■ Saved entries:

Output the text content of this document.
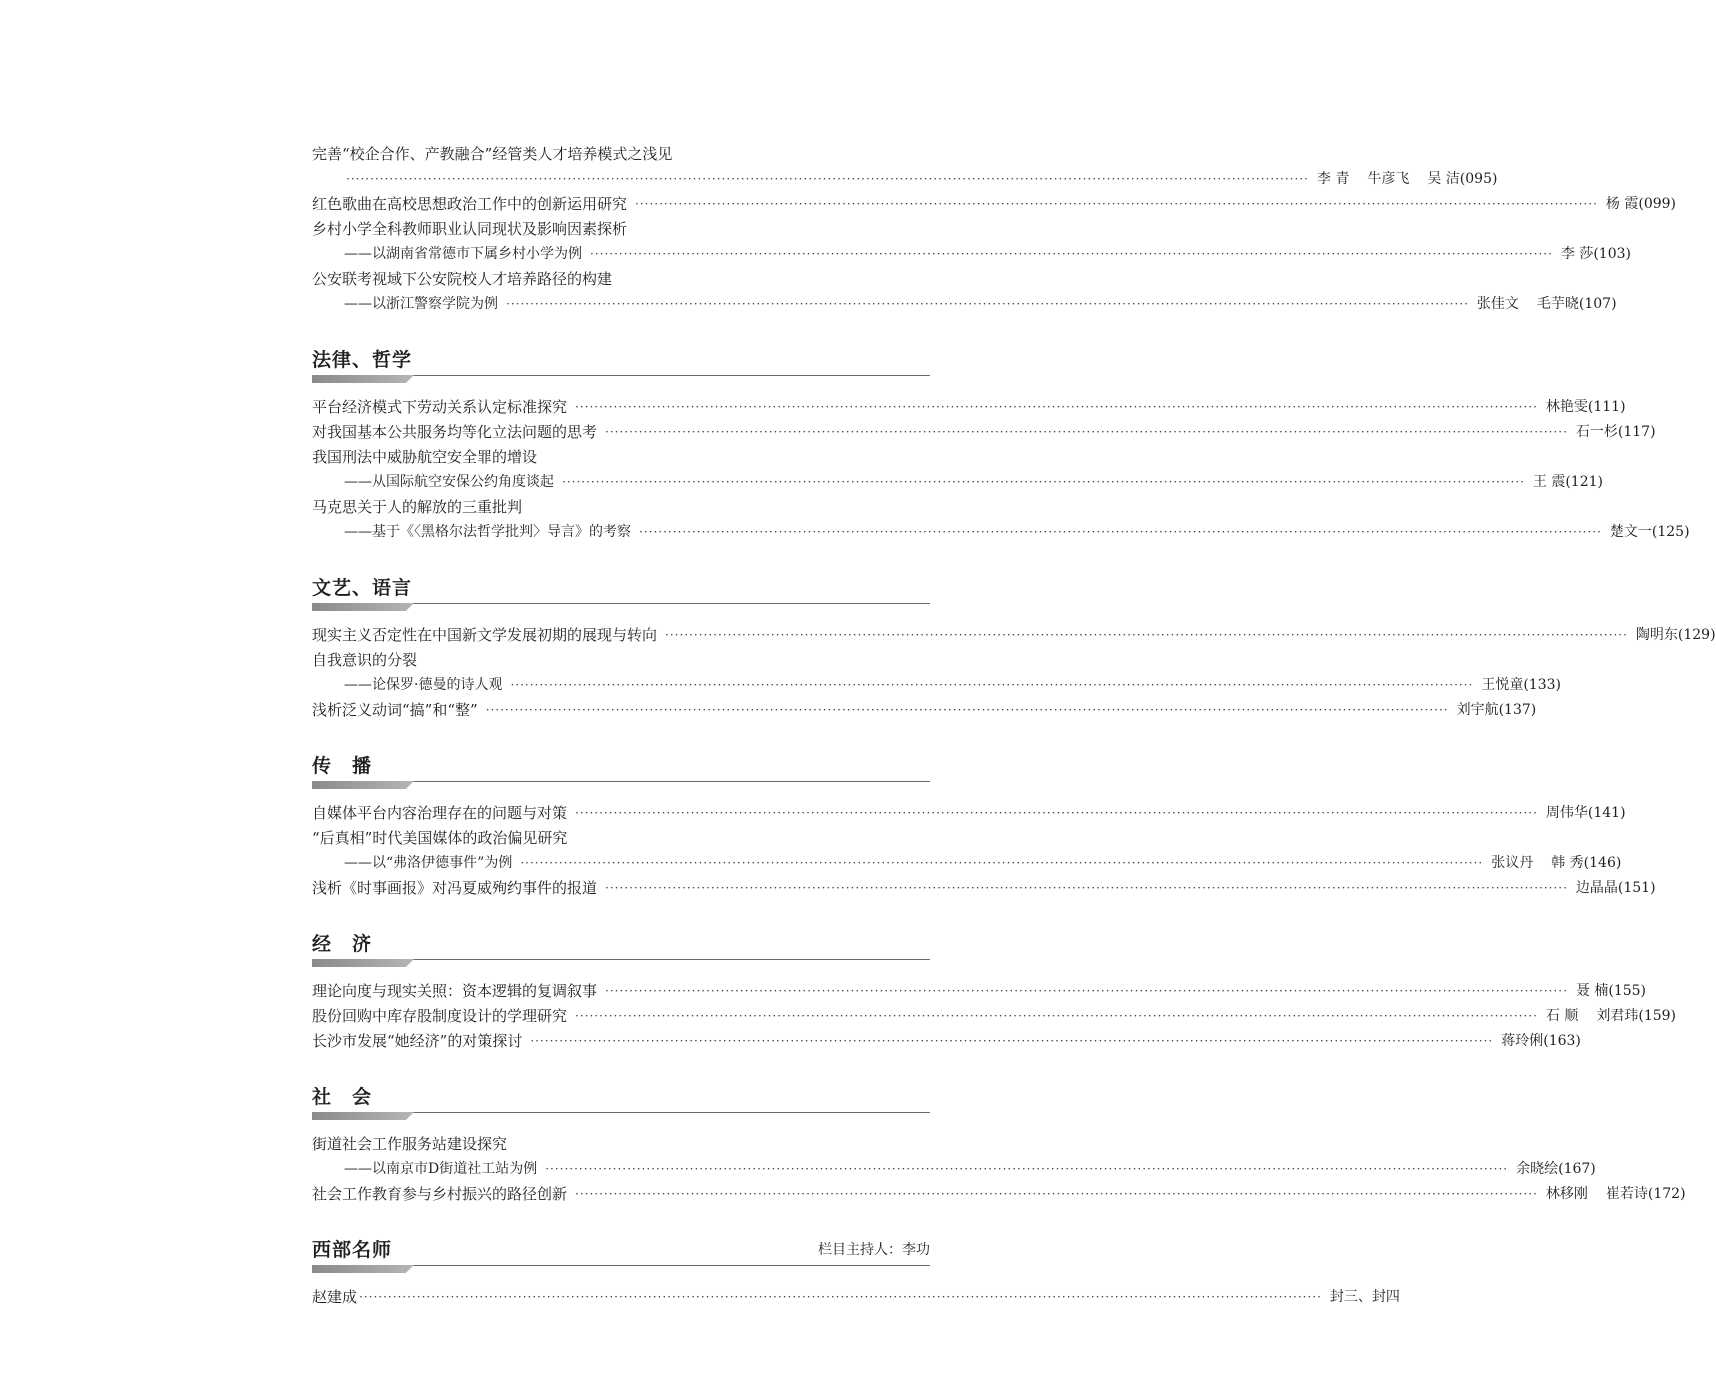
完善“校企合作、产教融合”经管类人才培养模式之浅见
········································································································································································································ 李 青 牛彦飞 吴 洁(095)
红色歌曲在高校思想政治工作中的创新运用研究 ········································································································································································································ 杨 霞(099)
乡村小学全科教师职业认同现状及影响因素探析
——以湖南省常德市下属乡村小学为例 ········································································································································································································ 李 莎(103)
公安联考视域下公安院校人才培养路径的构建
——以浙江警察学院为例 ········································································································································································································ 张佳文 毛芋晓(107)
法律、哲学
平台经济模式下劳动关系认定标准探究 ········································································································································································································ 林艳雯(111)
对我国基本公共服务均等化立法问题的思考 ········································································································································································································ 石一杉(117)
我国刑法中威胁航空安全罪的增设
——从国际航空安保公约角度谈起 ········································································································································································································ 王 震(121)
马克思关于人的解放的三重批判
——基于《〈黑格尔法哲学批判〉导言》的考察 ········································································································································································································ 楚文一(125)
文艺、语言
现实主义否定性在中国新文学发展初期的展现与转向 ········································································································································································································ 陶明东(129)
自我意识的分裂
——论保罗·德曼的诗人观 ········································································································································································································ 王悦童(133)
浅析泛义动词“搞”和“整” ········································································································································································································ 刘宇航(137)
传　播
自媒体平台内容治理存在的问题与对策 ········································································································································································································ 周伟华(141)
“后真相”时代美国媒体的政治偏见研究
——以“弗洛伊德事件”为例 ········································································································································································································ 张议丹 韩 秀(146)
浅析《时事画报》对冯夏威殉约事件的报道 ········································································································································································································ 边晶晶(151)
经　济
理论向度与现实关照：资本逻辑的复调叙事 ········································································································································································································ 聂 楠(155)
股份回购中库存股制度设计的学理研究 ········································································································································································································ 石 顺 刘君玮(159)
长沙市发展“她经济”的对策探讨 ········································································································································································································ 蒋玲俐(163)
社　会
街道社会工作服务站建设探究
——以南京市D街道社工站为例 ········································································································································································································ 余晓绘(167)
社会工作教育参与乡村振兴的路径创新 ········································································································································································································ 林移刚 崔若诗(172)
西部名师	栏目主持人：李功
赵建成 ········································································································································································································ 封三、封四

■ Written exercise: Print every entry above again without changing a word, and omit the pictures.

■ Reply:
Output the text content of this document.
完善“校企合作、产教融合”经管类人才培养模式之浅见
········································································································································································································ 李 青 牛彦飞 吴 洁(095)
红色歌曲在高校思想政治工作中的创新运用研究 ········································································································································································································ 杨 霞(099)
乡村小学全科教师职业认同现状及影响因素探析
——以湖南省常德市下属乡村小学为例 ········································································································································································································ 李 莎(103)
公安联考视域下公安院校人才培养路径的构建
——以浙江警察学院为例 ········································································································································································································ 张佳文 毛芋晓(107)
法律、哲学
平台经济模式下劳动关系认定标准探究 ········································································································································································································ 林艳雯(111)
对我国基本公共服务均等化立法问题的思考 ········································································································································································································ 石一杉(117)
我国刑法中威胁航空安全罪的增设
——从国际航空安保公约角度谈起 ········································································································································································································ 王 震(121)
马克思关于人的解放的三重批判
——基于《〈黑格尔法哲学批判〉导言》的考察 ········································································································································································································ 楚文一(125)
文艺、语言
现实主义否定性在中国新文学发展初期的展现与转向 ········································································································································································································ 陶明东(129)
自我意识的分裂
——论保罗·德曼的诗人观 ········································································································································································································ 王悦童(133)
浅析泛义动词“搞”和“整” ········································································································································································································ 刘宇航(137)
传　播
自媒体平台内容治理存在的问题与对策 ········································································································································································································ 周伟华(141)
“后真相”时代美国媒体的政治偏见研究
——以“弗洛伊德事件”为例 ········································································································································································································ 张议丹 韩 秀(146)
浅析《时事画报》对冯夏威殉约事件的报道 ········································································································································································································ 边晶晶(151)
经　济
理论向度与现实关照：资本逻辑的复调叙事 ········································································································································································································ 聂 楠(155)
股份回购中库存股制度设计的学理研究 ········································································································································································································ 石 顺 刘君玮(159)
长沙市发展“她经济”的对策探讨 ········································································································································································································ 蒋玲俐(163)
社　会
街道社会工作服务站建设探究
——以南京市D街道社工站为例 ········································································································································································································ 余晓绘(167)
社会工作教育参与乡村振兴的路径创新 ········································································································································································································ 林移刚 崔若诗(172)
西部名师	栏目主持人：李功
赵建成 ········································································································································································································ 封三、封四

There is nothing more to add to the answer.